__SET PROBLEM__.
Extract each line of the records below that contains the word "было".

__DATASET EXTRACT__.
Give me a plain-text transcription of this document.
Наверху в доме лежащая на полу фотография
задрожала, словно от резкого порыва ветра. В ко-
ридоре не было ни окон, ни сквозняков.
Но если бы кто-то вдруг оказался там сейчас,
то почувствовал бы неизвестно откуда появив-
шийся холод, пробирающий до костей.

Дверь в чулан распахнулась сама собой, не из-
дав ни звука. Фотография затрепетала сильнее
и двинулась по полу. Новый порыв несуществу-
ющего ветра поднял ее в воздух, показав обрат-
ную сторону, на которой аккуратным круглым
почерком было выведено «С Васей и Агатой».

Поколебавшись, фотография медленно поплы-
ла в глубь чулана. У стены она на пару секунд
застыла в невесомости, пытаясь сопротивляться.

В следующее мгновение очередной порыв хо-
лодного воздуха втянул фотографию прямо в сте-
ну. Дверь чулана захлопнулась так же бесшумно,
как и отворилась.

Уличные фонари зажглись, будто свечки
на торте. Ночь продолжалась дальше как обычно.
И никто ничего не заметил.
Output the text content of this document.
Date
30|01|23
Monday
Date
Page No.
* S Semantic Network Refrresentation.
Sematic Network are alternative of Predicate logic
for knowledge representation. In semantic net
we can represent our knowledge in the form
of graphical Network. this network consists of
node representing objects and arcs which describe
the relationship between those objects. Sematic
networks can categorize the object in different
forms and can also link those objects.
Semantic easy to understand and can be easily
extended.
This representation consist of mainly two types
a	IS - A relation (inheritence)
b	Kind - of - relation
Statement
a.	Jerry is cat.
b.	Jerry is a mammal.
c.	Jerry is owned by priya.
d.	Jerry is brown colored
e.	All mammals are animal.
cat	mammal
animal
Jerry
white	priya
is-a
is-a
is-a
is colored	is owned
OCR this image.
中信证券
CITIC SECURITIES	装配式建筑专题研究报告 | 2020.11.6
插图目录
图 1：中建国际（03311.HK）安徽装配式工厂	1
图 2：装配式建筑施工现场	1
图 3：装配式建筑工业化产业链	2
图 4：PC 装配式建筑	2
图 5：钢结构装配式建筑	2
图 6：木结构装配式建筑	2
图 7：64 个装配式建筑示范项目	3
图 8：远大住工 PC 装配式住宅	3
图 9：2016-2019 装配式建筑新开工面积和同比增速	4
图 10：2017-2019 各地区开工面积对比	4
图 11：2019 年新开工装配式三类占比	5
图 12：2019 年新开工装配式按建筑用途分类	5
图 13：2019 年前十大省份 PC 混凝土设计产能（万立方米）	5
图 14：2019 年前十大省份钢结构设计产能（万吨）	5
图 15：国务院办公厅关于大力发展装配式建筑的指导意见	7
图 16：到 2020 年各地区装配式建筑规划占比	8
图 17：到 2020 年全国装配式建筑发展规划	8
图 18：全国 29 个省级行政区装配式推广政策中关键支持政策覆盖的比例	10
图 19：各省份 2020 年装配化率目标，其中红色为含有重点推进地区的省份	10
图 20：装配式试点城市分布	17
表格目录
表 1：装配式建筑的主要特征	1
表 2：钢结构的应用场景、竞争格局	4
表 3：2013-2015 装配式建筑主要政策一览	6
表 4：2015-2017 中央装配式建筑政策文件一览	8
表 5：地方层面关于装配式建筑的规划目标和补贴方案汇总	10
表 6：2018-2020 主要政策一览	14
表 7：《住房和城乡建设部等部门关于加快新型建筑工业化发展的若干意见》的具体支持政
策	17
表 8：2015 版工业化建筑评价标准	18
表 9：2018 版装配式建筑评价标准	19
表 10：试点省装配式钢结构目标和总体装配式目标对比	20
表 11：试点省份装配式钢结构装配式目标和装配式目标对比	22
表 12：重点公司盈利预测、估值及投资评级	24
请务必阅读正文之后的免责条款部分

__RESPONSE TO THIS TASK__.
ридоре не было ни окон, ни сквозняков.
почерком было выведено «С Васей и Агатой».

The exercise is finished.